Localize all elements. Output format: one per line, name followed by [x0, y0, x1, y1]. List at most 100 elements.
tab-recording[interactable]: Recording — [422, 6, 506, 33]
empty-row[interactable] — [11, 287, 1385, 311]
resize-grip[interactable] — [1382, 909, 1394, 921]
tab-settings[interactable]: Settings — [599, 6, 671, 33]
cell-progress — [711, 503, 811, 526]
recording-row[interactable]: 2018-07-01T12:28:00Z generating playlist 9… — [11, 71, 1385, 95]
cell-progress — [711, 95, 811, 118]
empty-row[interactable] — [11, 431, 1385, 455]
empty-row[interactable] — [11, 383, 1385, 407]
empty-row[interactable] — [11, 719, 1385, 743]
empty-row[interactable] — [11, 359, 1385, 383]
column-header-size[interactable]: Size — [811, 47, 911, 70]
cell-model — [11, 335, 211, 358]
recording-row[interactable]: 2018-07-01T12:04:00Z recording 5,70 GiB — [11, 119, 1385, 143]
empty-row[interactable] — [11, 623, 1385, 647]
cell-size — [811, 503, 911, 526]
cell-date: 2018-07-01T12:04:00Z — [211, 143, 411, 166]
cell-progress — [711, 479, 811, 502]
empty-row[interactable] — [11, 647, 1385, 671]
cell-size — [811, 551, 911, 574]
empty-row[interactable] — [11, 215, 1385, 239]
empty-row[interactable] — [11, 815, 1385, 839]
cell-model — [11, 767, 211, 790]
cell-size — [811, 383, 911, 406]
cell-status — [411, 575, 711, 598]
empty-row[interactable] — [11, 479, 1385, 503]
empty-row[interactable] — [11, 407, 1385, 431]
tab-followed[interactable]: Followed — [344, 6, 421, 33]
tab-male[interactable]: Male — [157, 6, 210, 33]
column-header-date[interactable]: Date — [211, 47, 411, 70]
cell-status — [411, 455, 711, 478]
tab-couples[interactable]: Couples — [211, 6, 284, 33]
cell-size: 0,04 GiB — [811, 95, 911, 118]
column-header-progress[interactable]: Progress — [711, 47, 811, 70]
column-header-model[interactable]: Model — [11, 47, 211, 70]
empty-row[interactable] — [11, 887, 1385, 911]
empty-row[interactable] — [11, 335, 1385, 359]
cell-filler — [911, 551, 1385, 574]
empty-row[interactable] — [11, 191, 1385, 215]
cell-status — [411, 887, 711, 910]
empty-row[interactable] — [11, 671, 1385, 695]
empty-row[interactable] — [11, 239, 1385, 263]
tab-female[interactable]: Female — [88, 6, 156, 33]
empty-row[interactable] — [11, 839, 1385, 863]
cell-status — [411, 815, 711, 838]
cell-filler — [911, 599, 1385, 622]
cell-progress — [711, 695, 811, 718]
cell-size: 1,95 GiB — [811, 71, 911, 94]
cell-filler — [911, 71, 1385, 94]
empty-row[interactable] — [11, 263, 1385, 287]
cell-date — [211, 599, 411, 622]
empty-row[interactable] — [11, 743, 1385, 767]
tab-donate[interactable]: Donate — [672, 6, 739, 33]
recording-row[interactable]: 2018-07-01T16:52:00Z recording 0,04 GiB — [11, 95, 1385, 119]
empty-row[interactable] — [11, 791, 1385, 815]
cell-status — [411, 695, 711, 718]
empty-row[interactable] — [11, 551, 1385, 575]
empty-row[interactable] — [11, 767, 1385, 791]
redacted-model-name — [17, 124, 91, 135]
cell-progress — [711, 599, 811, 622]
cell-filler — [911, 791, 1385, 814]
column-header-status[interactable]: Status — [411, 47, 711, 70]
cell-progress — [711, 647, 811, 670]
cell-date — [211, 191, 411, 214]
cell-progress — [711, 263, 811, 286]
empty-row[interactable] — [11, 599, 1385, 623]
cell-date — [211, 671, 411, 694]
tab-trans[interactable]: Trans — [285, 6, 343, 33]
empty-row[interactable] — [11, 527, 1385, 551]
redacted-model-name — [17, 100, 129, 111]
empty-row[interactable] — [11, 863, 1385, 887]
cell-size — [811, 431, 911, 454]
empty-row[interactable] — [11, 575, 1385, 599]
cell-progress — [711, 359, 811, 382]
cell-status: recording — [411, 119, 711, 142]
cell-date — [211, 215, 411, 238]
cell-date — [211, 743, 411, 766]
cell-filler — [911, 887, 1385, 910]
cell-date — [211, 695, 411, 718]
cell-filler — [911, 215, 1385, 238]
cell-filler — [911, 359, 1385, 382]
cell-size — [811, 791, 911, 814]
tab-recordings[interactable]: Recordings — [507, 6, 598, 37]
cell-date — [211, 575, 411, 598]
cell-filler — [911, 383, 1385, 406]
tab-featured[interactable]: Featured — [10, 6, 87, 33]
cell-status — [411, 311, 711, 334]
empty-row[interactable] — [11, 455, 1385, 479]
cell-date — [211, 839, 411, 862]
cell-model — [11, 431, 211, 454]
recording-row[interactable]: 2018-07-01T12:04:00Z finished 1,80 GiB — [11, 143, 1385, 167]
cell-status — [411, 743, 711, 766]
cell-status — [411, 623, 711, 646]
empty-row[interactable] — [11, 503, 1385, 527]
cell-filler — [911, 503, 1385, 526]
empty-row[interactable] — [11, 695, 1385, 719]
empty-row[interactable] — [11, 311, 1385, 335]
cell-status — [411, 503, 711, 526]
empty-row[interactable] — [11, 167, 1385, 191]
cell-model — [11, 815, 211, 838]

### [TASK TO CARRY OUT]
List every line in the rows above that contains the string "redacted".

### [TASK OUTPUT]
redacted-model-name — [17, 124, 91, 135]
redacted-model-name — [17, 100, 129, 111]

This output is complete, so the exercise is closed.